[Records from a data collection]
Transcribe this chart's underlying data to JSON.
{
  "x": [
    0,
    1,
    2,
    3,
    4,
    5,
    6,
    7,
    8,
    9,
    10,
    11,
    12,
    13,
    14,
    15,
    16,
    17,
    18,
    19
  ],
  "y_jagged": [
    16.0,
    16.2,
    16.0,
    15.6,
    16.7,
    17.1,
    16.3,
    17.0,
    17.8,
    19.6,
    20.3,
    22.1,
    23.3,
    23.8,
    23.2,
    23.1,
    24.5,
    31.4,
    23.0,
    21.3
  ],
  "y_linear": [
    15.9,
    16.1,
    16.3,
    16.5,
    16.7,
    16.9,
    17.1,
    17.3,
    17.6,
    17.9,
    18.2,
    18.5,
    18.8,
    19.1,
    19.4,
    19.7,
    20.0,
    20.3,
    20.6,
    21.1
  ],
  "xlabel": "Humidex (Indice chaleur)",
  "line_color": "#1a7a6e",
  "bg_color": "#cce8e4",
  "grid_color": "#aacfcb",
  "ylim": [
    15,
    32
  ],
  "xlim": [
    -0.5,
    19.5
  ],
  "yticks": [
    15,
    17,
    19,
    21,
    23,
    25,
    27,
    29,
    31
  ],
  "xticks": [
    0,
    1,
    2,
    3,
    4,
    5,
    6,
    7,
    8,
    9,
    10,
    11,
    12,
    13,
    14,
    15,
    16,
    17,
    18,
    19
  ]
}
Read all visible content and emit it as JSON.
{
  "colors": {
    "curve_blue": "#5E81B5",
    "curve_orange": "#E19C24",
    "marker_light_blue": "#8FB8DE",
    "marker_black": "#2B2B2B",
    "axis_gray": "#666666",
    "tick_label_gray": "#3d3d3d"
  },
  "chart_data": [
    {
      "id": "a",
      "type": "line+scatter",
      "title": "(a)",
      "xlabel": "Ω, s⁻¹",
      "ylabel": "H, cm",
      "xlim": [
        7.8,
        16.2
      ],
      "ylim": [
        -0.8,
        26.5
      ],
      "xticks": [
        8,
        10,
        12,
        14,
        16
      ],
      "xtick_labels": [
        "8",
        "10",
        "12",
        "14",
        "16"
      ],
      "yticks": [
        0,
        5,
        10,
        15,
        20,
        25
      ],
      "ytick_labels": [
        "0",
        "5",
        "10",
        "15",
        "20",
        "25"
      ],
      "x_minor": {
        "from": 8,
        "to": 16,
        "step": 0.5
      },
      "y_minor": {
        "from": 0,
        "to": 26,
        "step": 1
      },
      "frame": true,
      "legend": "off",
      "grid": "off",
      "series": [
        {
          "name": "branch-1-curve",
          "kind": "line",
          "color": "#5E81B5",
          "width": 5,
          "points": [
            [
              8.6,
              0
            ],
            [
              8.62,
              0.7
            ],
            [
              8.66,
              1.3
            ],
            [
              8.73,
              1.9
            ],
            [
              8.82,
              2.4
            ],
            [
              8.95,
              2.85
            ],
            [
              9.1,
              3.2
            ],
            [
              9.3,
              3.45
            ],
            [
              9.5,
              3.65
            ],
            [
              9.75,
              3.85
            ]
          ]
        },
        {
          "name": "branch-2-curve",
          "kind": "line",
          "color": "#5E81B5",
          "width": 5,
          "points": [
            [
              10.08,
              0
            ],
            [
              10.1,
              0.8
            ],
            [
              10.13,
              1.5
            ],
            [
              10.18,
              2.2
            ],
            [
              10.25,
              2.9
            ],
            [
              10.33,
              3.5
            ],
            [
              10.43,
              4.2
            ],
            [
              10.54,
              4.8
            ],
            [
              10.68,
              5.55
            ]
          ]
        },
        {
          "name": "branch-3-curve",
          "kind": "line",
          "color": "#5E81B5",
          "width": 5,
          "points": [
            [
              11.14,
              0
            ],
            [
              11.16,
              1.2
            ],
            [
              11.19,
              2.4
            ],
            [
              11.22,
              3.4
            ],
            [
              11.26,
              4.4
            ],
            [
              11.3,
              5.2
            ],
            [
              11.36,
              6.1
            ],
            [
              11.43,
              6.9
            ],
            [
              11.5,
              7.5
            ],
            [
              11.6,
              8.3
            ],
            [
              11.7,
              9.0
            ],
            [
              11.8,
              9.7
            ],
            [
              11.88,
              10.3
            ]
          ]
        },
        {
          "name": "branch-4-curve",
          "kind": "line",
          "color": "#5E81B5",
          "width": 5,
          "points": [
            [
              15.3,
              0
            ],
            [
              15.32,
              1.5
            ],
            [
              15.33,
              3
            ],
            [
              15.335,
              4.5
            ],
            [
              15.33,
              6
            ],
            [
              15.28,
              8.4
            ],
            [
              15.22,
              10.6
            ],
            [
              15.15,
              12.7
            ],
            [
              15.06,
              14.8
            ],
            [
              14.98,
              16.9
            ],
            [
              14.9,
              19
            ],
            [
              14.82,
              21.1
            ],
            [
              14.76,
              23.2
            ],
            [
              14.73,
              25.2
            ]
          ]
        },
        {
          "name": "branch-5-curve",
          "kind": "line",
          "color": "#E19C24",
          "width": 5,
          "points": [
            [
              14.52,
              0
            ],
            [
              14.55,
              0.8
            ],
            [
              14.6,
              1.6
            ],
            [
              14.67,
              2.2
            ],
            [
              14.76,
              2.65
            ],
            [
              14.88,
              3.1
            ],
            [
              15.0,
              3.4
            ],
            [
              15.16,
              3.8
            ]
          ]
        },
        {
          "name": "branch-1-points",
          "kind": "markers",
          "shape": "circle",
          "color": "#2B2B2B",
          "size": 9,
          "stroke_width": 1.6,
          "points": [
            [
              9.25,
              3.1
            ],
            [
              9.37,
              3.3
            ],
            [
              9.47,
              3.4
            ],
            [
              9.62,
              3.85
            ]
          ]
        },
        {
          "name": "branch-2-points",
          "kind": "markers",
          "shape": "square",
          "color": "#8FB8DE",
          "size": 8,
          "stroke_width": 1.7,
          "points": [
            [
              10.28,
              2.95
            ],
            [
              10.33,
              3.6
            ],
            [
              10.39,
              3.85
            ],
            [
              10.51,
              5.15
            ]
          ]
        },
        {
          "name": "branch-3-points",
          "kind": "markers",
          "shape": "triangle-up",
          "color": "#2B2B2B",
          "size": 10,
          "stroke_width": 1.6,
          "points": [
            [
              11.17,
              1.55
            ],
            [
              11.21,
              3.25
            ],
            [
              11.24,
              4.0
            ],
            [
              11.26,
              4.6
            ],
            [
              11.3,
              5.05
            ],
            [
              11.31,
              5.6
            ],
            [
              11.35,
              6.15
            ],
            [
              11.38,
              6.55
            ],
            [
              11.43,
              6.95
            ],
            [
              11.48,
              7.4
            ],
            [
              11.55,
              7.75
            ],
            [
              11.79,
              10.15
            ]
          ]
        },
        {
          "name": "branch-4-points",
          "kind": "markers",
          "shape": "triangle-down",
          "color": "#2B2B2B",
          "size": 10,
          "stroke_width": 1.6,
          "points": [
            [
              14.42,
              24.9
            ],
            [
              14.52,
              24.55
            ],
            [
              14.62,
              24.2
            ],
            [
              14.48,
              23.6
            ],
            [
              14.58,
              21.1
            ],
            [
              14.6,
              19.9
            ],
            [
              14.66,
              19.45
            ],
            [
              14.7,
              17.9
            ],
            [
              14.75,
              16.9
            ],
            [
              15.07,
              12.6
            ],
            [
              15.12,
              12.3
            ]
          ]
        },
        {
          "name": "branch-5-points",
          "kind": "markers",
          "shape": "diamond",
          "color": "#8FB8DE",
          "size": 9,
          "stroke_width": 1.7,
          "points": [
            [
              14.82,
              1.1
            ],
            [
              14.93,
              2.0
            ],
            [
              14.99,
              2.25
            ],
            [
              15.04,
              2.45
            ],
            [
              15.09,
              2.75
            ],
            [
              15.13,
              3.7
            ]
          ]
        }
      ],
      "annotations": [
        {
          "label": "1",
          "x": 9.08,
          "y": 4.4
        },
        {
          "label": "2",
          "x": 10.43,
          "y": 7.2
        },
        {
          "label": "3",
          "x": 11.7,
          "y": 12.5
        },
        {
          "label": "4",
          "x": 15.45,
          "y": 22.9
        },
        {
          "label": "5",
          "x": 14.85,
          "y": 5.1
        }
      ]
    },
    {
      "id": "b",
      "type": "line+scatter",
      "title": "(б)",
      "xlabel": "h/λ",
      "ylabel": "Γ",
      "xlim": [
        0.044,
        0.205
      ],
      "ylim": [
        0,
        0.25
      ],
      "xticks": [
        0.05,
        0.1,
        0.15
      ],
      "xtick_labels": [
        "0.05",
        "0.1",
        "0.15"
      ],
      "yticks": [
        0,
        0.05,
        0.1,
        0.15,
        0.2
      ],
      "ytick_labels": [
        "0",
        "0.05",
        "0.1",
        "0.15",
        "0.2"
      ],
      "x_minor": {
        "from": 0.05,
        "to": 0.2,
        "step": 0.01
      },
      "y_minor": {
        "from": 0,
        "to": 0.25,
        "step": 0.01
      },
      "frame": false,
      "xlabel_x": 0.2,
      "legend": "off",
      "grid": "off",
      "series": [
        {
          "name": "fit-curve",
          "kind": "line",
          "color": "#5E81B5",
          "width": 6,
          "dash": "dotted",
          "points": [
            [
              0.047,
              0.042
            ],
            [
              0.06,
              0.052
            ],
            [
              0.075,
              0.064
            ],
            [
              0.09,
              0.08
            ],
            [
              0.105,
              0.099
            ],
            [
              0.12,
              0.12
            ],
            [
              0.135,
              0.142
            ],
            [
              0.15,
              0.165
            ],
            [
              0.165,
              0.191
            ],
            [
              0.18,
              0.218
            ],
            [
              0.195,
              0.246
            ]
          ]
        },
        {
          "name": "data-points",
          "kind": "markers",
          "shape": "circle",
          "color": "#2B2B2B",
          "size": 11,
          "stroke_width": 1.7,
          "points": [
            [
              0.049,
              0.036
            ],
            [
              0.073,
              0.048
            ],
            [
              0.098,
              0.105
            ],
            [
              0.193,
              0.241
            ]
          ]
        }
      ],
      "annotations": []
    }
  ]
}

> _Your instructions_
Tally the lines of the preceding listing in which the word "shape" appears; state nothing but the total.

> _Exercise solution_
6